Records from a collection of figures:
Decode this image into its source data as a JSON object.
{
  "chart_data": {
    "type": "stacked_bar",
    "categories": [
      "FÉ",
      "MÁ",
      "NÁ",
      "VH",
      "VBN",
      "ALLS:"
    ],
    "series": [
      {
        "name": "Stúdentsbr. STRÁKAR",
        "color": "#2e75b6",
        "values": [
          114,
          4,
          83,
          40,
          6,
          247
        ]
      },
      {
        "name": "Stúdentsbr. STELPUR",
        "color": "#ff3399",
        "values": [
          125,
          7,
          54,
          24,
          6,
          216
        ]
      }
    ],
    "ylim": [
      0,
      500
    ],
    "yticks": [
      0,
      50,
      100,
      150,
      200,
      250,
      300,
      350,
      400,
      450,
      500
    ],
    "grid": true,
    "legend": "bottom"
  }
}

*Description of the task*
Report how many lines in the entries hold the string "name". Nothing but the number is wanted.

*Task solution*
2